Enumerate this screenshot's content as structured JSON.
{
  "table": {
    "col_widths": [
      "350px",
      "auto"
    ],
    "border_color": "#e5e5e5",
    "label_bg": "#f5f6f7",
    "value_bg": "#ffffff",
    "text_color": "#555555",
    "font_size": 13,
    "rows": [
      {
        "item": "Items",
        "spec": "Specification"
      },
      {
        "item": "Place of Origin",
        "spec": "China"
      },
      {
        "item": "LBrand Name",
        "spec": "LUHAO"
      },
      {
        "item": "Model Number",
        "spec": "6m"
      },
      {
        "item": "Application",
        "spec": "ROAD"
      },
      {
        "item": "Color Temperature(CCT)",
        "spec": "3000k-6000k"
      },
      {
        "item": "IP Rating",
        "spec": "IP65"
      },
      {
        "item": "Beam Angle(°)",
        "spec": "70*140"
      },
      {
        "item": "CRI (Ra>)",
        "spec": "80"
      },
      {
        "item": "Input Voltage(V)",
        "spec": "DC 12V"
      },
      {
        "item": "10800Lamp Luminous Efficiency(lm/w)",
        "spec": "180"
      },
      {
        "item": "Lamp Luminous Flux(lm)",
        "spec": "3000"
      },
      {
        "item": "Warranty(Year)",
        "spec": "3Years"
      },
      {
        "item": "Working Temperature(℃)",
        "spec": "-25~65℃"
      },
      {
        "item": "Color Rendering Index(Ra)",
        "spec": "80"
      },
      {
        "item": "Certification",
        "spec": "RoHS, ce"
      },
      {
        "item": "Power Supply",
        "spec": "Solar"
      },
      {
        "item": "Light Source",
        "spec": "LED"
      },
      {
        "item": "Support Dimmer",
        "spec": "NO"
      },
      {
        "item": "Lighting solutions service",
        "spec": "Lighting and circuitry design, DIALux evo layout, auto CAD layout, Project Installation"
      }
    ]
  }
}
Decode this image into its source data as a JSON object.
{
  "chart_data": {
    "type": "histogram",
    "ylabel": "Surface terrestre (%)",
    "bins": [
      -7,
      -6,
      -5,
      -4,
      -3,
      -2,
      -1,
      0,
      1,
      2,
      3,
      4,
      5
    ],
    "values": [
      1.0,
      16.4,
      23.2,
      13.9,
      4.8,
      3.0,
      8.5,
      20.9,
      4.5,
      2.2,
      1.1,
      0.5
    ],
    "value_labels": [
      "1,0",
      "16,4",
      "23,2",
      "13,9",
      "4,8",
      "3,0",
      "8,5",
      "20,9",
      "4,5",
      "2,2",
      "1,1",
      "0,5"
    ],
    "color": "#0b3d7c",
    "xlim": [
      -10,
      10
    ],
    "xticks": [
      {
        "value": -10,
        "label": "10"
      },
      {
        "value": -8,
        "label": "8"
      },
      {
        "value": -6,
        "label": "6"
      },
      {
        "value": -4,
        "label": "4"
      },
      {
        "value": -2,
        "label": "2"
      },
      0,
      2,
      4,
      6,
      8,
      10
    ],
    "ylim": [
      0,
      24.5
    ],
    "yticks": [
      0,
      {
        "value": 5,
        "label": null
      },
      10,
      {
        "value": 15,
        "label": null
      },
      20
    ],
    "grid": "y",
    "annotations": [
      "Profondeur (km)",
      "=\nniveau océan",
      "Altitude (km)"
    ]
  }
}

#### [TO BE DONE]
Go through the listing above and locate each line that holds the word "Temperature". Copy those lines.

#### [EXERCISE OUTPUT]
        "item": "Color Temperature(CCT)",
        "item": "Working Temperature(℃)",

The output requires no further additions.